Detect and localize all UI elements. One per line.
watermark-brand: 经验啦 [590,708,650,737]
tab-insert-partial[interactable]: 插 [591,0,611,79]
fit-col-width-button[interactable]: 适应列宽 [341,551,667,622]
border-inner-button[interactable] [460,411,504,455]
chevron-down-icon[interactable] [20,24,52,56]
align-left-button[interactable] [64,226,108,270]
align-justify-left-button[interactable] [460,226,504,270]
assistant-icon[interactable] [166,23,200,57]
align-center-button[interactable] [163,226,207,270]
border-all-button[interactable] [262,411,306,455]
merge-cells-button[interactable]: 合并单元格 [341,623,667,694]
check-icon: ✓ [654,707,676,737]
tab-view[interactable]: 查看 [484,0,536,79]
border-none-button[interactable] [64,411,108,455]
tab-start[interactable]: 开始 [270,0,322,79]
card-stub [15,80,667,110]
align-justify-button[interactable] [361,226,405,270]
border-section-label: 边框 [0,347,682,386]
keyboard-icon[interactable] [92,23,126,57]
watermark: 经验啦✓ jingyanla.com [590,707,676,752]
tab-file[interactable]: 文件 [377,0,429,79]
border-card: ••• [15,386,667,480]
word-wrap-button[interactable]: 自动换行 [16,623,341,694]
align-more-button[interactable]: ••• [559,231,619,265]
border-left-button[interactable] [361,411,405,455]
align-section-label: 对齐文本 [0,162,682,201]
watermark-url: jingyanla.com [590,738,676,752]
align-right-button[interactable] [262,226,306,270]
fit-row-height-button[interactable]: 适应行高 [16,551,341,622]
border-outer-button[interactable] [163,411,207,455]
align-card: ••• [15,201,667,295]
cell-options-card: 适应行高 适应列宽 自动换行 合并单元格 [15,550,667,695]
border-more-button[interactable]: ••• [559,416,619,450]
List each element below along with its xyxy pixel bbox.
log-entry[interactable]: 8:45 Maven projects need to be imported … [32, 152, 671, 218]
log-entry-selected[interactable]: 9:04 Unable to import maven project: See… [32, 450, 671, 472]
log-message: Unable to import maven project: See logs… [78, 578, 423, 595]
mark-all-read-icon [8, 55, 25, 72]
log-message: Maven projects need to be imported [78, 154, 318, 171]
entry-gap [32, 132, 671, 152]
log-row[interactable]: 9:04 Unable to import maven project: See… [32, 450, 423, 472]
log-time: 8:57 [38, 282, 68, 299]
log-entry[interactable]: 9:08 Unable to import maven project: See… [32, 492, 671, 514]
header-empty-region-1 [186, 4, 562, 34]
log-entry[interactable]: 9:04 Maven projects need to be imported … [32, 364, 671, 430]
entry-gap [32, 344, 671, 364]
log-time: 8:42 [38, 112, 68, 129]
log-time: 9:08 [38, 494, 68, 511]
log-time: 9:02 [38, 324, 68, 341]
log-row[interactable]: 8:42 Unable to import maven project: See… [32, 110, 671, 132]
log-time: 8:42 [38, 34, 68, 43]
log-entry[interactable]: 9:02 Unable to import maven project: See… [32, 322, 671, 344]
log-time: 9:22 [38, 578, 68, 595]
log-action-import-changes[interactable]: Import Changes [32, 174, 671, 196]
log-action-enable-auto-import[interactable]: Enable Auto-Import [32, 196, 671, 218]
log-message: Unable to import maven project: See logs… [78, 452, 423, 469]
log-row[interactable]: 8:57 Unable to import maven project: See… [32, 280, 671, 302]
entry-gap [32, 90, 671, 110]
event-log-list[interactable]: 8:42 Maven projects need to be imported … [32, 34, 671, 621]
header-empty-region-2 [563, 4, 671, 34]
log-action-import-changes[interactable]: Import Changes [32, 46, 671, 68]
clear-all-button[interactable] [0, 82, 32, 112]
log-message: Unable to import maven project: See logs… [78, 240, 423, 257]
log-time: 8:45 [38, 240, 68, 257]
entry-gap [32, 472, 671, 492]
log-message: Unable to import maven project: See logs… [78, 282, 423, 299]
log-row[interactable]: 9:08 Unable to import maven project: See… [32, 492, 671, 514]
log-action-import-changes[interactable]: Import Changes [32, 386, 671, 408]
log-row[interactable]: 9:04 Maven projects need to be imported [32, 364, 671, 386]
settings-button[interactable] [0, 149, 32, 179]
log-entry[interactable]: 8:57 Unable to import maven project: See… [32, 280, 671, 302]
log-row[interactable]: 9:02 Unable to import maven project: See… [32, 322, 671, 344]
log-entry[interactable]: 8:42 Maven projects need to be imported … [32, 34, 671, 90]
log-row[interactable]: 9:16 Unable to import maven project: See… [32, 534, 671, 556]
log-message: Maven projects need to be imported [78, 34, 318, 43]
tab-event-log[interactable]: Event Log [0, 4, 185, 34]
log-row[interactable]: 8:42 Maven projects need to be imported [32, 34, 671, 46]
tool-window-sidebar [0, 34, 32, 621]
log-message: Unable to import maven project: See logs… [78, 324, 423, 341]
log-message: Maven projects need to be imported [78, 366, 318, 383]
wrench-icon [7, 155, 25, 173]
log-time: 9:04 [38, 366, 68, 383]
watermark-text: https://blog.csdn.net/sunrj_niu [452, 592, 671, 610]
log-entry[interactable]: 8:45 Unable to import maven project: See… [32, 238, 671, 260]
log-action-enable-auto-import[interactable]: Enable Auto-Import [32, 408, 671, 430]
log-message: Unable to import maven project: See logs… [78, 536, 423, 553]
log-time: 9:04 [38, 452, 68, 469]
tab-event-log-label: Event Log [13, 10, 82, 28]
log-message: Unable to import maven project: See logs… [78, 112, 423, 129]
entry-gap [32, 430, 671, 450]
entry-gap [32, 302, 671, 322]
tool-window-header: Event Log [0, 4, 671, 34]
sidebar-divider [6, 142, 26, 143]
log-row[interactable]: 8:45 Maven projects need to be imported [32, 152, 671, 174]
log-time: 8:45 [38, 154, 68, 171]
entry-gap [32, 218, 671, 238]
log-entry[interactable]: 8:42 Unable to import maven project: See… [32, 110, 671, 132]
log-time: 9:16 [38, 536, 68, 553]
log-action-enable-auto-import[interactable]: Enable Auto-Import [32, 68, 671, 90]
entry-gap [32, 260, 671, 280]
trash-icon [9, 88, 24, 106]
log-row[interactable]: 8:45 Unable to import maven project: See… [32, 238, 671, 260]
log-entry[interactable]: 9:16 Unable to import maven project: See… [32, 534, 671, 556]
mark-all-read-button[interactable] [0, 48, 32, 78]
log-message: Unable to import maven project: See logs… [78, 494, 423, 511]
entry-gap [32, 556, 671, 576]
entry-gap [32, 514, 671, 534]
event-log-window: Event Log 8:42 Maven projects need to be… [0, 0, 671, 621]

Prompt. Could you retype all of the material above, line for line, without changing a single character?

Output.
Detect and localize all UI elements. One per line.
watermark-brand: 经验啦 [590,708,650,737]
tab-insert-partial[interactable]: 插 [591,0,611,79]
fit-col-width-button[interactable]: 适应列宽 [341,551,667,622]
border-inner-button[interactable] [460,411,504,455]
chevron-down-icon[interactable] [20,24,52,56]
align-left-button[interactable] [64,226,108,270]
align-justify-left-button[interactable] [460,226,504,270]
assistant-icon[interactable] [166,23,200,57]
align-center-button[interactable] [163,226,207,270]
border-all-button[interactable] [262,411,306,455]
merge-cells-button[interactable]: 合并单元格 [341,623,667,694]
check-icon: ✓ [654,707,676,737]
tab-view[interactable]: 查看 [484,0,536,79]
border-none-button[interactable] [64,411,108,455]
tab-start[interactable]: 开始 [270,0,322,79]
card-stub [15,80,667,110]
align-justify-button[interactable] [361,226,405,270]
border-section-label: 边框 [0,347,682,386]
keyboard-icon[interactable] [92,23,126,57]
watermark: 经验啦✓ jingyanla.com [590,707,676,752]
tab-file[interactable]: 文件 [377,0,429,79]
border-card: ••• [15,386,667,480]
word-wrap-button[interactable]: 自动换行 [16,623,341,694]
align-more-button[interactable]: ••• [559,231,619,265]
border-left-button[interactable] [361,411,405,455]
align-section-label: 对齐文本 [0,162,682,201]
watermark-url: jingyanla.com [590,738,676,752]
align-right-button[interactable] [262,226,306,270]
fit-row-height-button[interactable]: 适应行高 [16,551,341,622]
border-outer-button[interactable] [163,411,207,455]
align-card: ••• [15,201,667,295]
cell-options-card: 适应行高 适应列宽 自动换行 合并单元格 [15,550,667,695]
border-more-button[interactable]: ••• [559,416,619,450]
List each element below along with its xyxy pixel bbox.
log-entry[interactable]: 8:45 Maven projects need to be imported … [32, 152, 671, 218]
log-entry-selected[interactable]: 9:04 Unable to import maven project: See… [32, 450, 671, 472]
log-message: Unable to import maven project: See logs… [78, 578, 423, 595]
mark-all-read-icon [8, 55, 25, 72]
log-message: Maven projects need to be imported [78, 154, 318, 171]
entry-gap [32, 132, 671, 152]
log-row[interactable]: 9:04 Unable to import maven project: See… [32, 450, 423, 472]
log-time: 8:57 [38, 282, 68, 299]
log-entry[interactable]: 9:08 Unable to import maven project: See… [32, 492, 671, 514]
header-empty-region-1 [186, 4, 562, 34]
log-entry[interactable]: 9:04 Maven projects need to be imported … [32, 364, 671, 430]
entry-gap [32, 344, 671, 364]
log-time: 8:42 [38, 112, 68, 129]
log-time: 9:08 [38, 494, 68, 511]
log-time: 9:02 [38, 324, 68, 341]
log-row[interactable]: 8:42 Unable to import maven project: See… [32, 110, 671, 132]
log-time: 8:42 [38, 34, 68, 43]
log-entry[interactable]: 9:02 Unable to import maven project: See… [32, 322, 671, 344]
log-time: 9:22 [38, 578, 68, 595]
log-action-import-changes[interactable]: Import Changes [32, 174, 671, 196]
log-action-enable-auto-import[interactable]: Enable Auto-Import [32, 196, 671, 218]
log-message: Unable to import maven project: See logs… [78, 452, 423, 469]
log-row[interactable]: 8:57 Unable to import maven project: See… [32, 280, 671, 302]
entry-gap [32, 90, 671, 110]
event-log-list[interactable]: 8:42 Maven projects need to be imported … [32, 34, 671, 621]
header-empty-region-2 [563, 4, 671, 34]
log-action-import-changes[interactable]: Import Changes [32, 46, 671, 68]
clear-all-button[interactable] [0, 82, 32, 112]
log-message: Unable to import maven project: See logs… [78, 240, 423, 257]
log-time: 8:45 [38, 240, 68, 257]
entry-gap [32, 472, 671, 492]
log-message: Unable to import maven project: See logs… [78, 282, 423, 299]
log-row[interactable]: 9:08 Unable to import maven project: See… [32, 492, 671, 514]
log-action-import-changes[interactable]: Import Changes [32, 386, 671, 408]
log-row[interactable]: 9:04 Maven projects need to be imported [32, 364, 671, 386]
settings-button[interactable] [0, 149, 32, 179]
log-entry[interactable]: 8:57 Unable to import maven project: See… [32, 280, 671, 302]
log-row[interactable]: 9:02 Unable to import maven project: See… [32, 322, 671, 344]
log-entry[interactable]: 8:42 Maven projects need to be imported … [32, 34, 671, 90]
log-row[interactable]: 9:16 Unable to import maven project: See… [32, 534, 671, 556]
log-message: Maven projects need to be imported [78, 34, 318, 43]
tab-event-log[interactable]: Event Log [0, 4, 185, 34]
log-row[interactable]: 8:42 Maven projects need to be imported [32, 34, 671, 46]
tool-window-sidebar [0, 34, 32, 621]
log-message: Unable to import maven project: See logs… [78, 324, 423, 341]
log-message: Maven projects need to be imported [78, 366, 318, 383]
wrench-icon [7, 155, 25, 173]
log-time: 9:04 [38, 366, 68, 383]
watermark-text: https://blog.csdn.net/sunrj_niu [452, 592, 671, 610]
log-entry[interactable]: 8:45 Unable to import maven project: See… [32, 238, 671, 260]
log-action-enable-auto-import[interactable]: Enable Auto-Import [32, 408, 671, 430]
log-message: Unable to import maven project: See logs… [78, 536, 423, 553]
log-time: 9:04 [38, 452, 68, 469]
tab-event-log-label: Event Log [13, 10, 82, 28]
log-message: Unable to import maven project: See logs… [78, 112, 423, 129]
entry-gap [32, 430, 671, 450]
entry-gap [32, 302, 671, 322]
tool-window-header: Event Log [0, 4, 671, 34]
sidebar-divider [6, 142, 26, 143]
log-row[interactable]: 8:45 Maven projects need to be imported [32, 152, 671, 174]
log-time: 8:45 [38, 154, 68, 171]
entry-gap [32, 218, 671, 238]
log-entry[interactable]: 8:42 Unable to import maven project: See… [32, 110, 671, 132]
log-time: 9:16 [38, 536, 68, 553]
log-action-enable-auto-import[interactable]: Enable Auto-Import [32, 68, 671, 90]
entry-gap [32, 260, 671, 280]
trash-icon [9, 88, 24, 106]
log-row[interactable]: 8:45 Unable to import maven project: See… [32, 238, 671, 260]
log-entry[interactable]: 9:16 Unable to import maven project: See… [32, 534, 671, 556]
mark-all-read-button[interactable] [0, 48, 32, 78]
log-message: Unable to import maven project: See logs… [78, 494, 423, 511]
entry-gap [32, 556, 671, 576]
entry-gap [32, 514, 671, 534]
event-log-window: Event Log 8:42 Maven projects need to be… [0, 0, 671, 621]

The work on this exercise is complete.